▶ Records supplied:

□ □ □ □

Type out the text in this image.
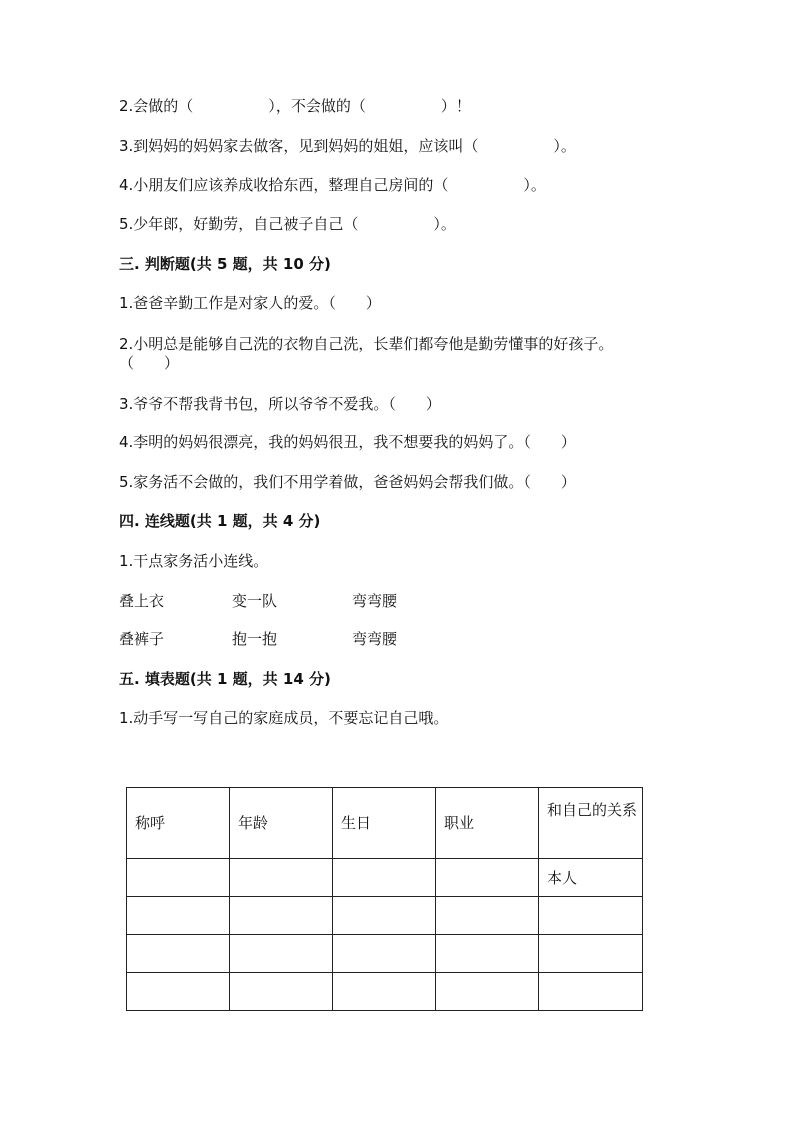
2.会做的（　　　　　），不会做的（　　　　　）！
3.到妈妈的妈妈家去做客，见到妈妈的姐姐，应该叫（　　　　　）。
4.小朋友们应该养成收拾东西，整理自己房间的（　　　　　）。
5.少年郎，好勤劳，自己被子自己（　　　　　）。
三. 判断题(共 5 题，共 10 分)
1.爸爸辛勤工作是对家人的爱。（　　）
2.小明总是能够自己洗的衣物自己洗，长辈们都夸他是勤劳懂事的好孩子。
（　　）
3.爷爷不帮我背书包，所以爷爷不爱我。（　　）
4.李明的妈妈很漂亮，我的妈妈很丑，我不想要我的妈妈了。（　　）
5.家务活不会做的，我们不用学着做，爸爸妈妈会帮我们做。（　　）
四. 连线题(共 1 题，共 4 分)
1.干点家务活小连线。
叠上衣	变一队	弯弯腰
叠裤子	抱一抱	弯弯腰
五. 填表题(共 1 题，共 14 分)
1.动手写一写自己的家庭成员，不要忘记自己哦。
称呼	年龄	生日	职业	和自己的关系
				本人
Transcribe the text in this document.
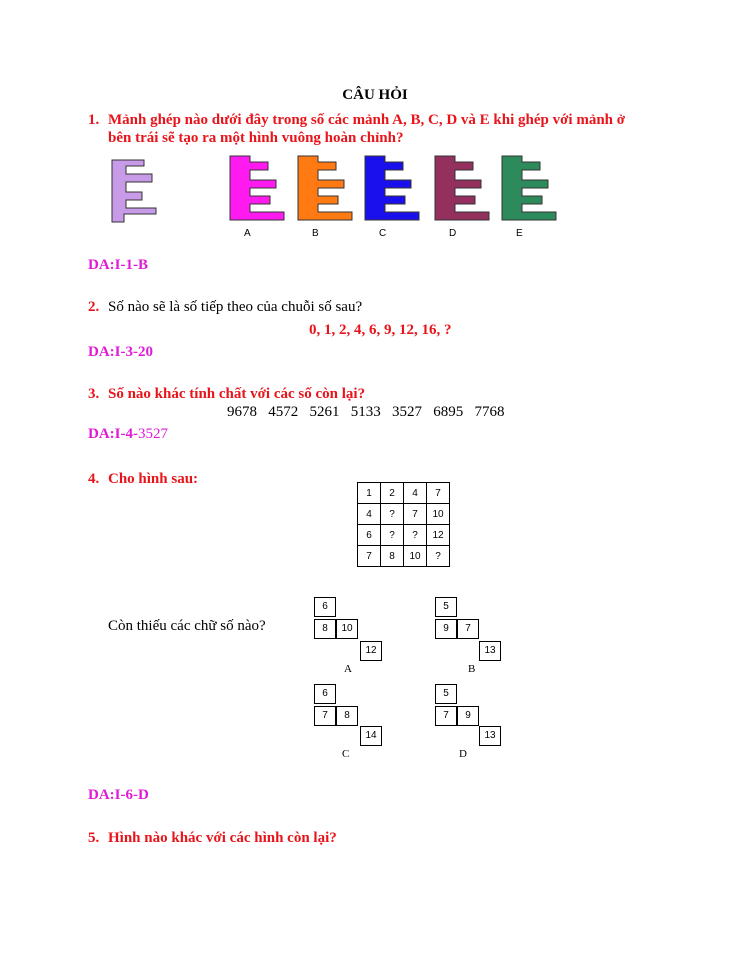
CÂU HỎI
1. Mảnh ghép nào dưới đây trong số các mảnh A, B, C, D và E khi ghép với mảnh ở
bên trái sẽ tạo ra một hình vuông hoàn chỉnh?
A	B	C	D	E
DA:I-1-B
2. Số nào sẽ là số tiếp theo của chuỗi số sau?
0, 1, 2, 4, 6, 9, 12, 16, ?
DA:I-3-20
3. Số nào khác tính chất với các số còn lại?
9678 4572 5261 5133 3527 6895 7768
DA:I-4-3527
4. Cho hình sau:
1	2	4	7
4	?	7	10
6	?	?	12
7	8	10	?
Còn thiếu các chữ số nào?
6
8	10
12
A
5
9	7
13
B
6
7	8
14
C
5
7	9
13
D
DA:I-6-D
5. Hình nào khác với các hình còn lại?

□ □ □ □

▶ Stated goal:
Your task is to copy the entries in full and exactly, without any images.

▶ Full response:
Type out the text in this image.
2.会做的（　　　　　），不会做的（　　　　　）！
3.到妈妈的妈妈家去做客，见到妈妈的姐姐，应该叫（　　　　　）。
4.小朋友们应该养成收拾东西，整理自己房间的（　　　　　）。
5.少年郎，好勤劳，自己被子自己（　　　　　）。
三. 判断题(共 5 题，共 10 分)
1.爸爸辛勤工作是对家人的爱。（　　）
2.小明总是能够自己洗的衣物自己洗，长辈们都夸他是勤劳懂事的好孩子。
（　　）
3.爷爷不帮我背书包，所以爷爷不爱我。（　　）
4.李明的妈妈很漂亮，我的妈妈很丑，我不想要我的妈妈了。（　　）
5.家务活不会做的，我们不用学着做，爸爸妈妈会帮我们做。（　　）
四. 连线题(共 1 题，共 4 分)
1.干点家务活小连线。
叠上衣	变一队	弯弯腰
叠裤子	抱一抱	弯弯腰
五. 填表题(共 1 题，共 14 分)
1.动手写一写自己的家庭成员，不要忘记自己哦。
称呼	年龄	生日	职业	和自己的关系
				本人
Transcribe the text in this document.
CÂU HỎI
1. Mảnh ghép nào dưới đây trong số các mảnh A, B, C, D và E khi ghép với mảnh ở
bên trái sẽ tạo ra một hình vuông hoàn chỉnh?
A	B	C	D	E
DA:I-1-B
2. Số nào sẽ là số tiếp theo của chuỗi số sau?
0, 1, 2, 4, 6, 9, 12, 16, ?
DA:I-3-20
3. Số nào khác tính chất với các số còn lại?
9678 4572 5261 5133 3527 6895 7768
DA:I-4-3527
4. Cho hình sau:
1	2	4	7
4	?	7	10
6	?	?	12
7	8	10	?
Còn thiếu các chữ số nào?
6
8	10
12
A
5
9	7
13
B
6
7	8
14
C
5
7	9
13
D
DA:I-6-D
5. Hình nào khác với các hình còn lại?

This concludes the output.